▶ WHAT YOU ARE ASKED TO DO
Determine which lines of the records include the word "files", and copy them.

▶ DATA RECORDS
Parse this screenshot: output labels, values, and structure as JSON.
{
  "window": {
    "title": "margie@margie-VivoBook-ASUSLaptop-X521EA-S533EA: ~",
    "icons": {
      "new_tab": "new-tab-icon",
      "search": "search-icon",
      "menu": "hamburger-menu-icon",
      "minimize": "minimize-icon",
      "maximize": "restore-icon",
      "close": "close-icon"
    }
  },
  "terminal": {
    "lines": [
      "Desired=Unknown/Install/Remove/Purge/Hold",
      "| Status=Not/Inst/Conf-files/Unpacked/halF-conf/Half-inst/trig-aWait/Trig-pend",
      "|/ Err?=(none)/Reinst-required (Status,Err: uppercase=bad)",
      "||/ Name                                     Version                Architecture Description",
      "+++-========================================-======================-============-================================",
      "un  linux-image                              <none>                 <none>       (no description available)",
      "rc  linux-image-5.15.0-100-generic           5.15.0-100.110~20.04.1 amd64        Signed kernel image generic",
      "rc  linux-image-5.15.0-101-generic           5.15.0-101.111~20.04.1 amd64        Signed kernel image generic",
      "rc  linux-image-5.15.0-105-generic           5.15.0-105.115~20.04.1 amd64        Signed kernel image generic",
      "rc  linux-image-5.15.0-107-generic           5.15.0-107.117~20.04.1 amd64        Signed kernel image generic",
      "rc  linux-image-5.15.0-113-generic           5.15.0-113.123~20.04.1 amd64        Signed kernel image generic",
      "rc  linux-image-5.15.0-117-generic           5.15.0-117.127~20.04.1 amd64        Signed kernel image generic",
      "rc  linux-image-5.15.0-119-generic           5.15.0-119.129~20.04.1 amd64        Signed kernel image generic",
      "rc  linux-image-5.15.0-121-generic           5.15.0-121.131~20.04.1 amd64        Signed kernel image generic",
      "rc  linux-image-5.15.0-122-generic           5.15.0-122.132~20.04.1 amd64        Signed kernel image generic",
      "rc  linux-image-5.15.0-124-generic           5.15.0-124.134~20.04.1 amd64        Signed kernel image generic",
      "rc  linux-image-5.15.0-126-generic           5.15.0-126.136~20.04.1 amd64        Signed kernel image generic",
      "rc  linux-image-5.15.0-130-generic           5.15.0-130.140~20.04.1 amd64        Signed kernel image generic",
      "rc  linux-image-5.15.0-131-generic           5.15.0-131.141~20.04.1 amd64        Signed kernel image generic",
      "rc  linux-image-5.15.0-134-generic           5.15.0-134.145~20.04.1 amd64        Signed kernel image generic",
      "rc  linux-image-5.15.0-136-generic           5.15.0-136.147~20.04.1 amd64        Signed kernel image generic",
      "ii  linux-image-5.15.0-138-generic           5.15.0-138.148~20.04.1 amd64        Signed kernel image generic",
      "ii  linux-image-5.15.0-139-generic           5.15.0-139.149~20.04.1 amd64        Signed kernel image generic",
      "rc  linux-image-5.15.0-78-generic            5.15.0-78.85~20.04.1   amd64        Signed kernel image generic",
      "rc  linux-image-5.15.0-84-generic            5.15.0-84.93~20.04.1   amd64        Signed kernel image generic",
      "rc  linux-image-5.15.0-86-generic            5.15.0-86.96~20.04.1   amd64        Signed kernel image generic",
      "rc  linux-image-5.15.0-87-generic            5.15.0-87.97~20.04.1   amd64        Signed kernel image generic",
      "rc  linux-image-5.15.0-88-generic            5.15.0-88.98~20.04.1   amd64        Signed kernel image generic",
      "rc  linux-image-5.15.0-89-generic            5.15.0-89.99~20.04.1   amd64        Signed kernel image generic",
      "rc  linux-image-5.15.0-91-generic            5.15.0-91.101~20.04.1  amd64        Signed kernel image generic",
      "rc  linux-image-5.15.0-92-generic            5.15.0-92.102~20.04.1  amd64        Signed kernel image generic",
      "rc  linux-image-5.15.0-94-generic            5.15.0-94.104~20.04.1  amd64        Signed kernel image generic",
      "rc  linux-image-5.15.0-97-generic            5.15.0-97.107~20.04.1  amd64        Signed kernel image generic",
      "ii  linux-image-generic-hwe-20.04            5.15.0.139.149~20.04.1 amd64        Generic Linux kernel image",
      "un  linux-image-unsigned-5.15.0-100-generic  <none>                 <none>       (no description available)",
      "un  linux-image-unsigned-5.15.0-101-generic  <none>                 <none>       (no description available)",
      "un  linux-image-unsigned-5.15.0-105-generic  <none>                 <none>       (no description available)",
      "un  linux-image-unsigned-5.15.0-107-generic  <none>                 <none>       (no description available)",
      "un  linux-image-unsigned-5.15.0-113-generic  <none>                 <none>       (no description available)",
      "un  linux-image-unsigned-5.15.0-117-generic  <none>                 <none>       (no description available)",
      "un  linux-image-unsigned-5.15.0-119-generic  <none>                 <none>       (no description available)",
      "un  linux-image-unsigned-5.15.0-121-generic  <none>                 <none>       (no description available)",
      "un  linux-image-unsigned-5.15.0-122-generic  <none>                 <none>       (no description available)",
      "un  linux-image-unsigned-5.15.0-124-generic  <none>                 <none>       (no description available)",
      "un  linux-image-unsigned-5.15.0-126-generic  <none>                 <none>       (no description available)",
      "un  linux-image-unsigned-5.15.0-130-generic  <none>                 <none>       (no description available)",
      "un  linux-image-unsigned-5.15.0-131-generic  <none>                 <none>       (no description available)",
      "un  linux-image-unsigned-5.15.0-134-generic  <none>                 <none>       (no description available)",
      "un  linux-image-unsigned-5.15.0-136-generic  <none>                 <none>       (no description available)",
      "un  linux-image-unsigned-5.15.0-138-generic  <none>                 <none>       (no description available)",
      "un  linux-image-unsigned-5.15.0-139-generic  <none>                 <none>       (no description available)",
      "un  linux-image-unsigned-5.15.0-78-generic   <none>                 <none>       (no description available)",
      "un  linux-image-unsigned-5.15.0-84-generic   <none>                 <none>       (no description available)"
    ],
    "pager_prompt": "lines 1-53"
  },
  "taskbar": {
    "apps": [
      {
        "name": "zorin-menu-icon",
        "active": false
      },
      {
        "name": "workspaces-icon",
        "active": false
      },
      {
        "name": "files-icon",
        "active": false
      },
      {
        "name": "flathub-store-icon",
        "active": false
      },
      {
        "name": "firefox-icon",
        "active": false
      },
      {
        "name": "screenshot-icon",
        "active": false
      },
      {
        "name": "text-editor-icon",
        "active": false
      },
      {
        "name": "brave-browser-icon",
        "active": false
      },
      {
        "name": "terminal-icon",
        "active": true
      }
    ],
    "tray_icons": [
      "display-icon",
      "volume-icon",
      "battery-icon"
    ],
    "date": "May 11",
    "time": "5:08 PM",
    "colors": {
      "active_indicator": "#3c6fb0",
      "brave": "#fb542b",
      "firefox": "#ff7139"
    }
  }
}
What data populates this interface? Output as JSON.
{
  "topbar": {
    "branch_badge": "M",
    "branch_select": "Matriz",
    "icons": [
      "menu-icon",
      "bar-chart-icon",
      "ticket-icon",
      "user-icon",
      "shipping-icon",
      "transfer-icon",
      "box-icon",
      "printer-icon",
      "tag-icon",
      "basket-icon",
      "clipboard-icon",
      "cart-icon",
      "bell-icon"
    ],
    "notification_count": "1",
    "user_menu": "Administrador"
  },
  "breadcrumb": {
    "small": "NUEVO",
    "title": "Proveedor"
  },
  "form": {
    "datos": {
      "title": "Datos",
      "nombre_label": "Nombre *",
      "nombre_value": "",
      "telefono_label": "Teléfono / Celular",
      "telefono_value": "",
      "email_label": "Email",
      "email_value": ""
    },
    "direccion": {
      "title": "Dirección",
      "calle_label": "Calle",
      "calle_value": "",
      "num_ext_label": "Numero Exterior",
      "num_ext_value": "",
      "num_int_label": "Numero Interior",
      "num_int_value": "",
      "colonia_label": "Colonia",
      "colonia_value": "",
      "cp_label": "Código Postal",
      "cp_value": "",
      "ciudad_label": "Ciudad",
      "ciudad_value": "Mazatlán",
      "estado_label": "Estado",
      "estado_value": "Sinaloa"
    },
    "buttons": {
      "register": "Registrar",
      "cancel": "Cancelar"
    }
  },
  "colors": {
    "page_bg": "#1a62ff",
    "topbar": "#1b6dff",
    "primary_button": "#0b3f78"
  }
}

▶ COMPLETED EXERCISE
      "| Status=Not/Inst/Conf-files/Unpacked/halF-conf/Half-inst/trig-aWait/Trig-pend",
        "name": "files-icon",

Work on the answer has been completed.